## BEGIN THE INPUT
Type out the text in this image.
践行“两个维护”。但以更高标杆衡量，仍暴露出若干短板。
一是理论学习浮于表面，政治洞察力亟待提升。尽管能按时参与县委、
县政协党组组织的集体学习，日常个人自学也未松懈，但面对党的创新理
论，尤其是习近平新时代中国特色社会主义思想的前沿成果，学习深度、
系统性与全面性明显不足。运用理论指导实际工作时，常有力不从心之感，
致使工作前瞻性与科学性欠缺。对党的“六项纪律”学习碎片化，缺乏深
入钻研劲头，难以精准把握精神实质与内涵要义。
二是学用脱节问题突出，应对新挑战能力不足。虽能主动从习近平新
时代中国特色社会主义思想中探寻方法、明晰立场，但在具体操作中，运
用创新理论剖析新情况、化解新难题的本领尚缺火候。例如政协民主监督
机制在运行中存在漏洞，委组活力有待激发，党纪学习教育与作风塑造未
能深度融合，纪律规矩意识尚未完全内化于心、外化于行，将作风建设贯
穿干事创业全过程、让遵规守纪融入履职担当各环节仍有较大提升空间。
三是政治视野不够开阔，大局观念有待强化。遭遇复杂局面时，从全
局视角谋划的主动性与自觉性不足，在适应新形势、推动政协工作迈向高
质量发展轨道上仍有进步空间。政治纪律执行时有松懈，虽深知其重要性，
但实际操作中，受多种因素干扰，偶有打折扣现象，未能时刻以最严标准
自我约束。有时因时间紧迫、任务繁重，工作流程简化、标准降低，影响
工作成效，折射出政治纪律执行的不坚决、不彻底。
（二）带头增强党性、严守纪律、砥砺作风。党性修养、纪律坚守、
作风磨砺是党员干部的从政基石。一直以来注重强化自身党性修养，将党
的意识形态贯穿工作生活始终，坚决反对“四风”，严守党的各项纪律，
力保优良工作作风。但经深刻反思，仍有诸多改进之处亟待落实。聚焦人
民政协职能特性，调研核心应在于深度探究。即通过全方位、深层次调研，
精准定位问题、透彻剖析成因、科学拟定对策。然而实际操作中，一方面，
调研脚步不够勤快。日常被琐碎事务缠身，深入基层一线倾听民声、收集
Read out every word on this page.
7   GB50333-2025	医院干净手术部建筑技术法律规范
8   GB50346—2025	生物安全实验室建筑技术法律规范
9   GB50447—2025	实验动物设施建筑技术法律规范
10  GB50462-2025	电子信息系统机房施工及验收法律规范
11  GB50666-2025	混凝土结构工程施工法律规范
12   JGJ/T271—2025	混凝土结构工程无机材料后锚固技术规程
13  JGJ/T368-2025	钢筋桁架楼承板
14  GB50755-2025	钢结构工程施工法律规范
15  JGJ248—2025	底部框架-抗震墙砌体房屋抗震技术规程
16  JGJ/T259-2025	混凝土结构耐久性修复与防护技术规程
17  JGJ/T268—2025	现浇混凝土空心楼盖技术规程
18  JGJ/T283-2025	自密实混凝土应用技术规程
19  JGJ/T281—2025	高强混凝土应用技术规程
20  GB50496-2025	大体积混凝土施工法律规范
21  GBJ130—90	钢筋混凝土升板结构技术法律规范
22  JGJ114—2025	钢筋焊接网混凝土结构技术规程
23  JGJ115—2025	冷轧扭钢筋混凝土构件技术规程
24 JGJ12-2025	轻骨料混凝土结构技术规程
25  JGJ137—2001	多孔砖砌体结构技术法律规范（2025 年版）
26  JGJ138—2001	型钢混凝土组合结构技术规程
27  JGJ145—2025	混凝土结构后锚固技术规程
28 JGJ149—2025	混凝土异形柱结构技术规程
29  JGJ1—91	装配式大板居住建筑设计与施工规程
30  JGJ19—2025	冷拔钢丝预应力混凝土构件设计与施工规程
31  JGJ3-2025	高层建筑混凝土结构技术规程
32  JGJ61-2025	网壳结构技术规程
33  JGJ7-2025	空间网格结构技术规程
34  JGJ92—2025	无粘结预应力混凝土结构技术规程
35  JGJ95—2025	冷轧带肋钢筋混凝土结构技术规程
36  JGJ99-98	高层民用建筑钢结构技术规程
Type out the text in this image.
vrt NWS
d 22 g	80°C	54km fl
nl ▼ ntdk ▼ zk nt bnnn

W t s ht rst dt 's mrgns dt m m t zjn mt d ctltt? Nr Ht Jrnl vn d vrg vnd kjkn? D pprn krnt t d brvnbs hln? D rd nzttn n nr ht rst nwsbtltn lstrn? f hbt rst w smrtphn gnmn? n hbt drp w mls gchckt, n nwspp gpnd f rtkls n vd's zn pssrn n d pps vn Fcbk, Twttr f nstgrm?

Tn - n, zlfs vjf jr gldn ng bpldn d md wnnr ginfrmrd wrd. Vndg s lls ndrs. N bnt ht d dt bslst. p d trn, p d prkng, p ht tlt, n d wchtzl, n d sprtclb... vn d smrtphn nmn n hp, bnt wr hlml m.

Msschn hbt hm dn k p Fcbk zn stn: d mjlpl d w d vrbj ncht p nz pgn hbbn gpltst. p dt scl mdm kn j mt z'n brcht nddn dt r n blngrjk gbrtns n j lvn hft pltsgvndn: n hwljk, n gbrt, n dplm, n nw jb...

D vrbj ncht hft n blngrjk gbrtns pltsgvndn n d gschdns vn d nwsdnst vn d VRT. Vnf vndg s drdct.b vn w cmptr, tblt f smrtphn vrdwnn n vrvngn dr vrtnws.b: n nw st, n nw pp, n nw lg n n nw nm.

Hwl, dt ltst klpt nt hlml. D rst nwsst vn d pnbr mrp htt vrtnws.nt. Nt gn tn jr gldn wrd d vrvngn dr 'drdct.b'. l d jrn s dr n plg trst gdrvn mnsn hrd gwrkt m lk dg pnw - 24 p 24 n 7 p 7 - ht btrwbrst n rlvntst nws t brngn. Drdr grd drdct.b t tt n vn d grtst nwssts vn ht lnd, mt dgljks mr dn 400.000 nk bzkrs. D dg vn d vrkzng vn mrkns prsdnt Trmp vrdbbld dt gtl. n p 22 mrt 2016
## END THE INPUT
WHAT YOU HAVE TO DO = Collect every line from the records above that contains the word "vrbj".

CORRECT OUTPUT =
Msschn hbt hm dn k p Fcbk zn stn: d mjlpl d w d vrbj ncht p nz pgn hbbn gpltst. p dt scl mdm kn j mt z'n brcht nddn dt r n blngrjk gbrtns n j lvn hft pltsgvndn: n hwljk, n gbrt, n dplm, n nw jb...
D vrbj ncht hft n blngrjk gbrtns pltsgvndn n d gschdns vn d nwsdnst vn d VRT. Vnf vndg s drdct.b vn w cmptr, tblt f smrtphn vrdwnn n vrvngn dr vrtnws.b: n nw st, n nw pp, n nw lg n n nw nm.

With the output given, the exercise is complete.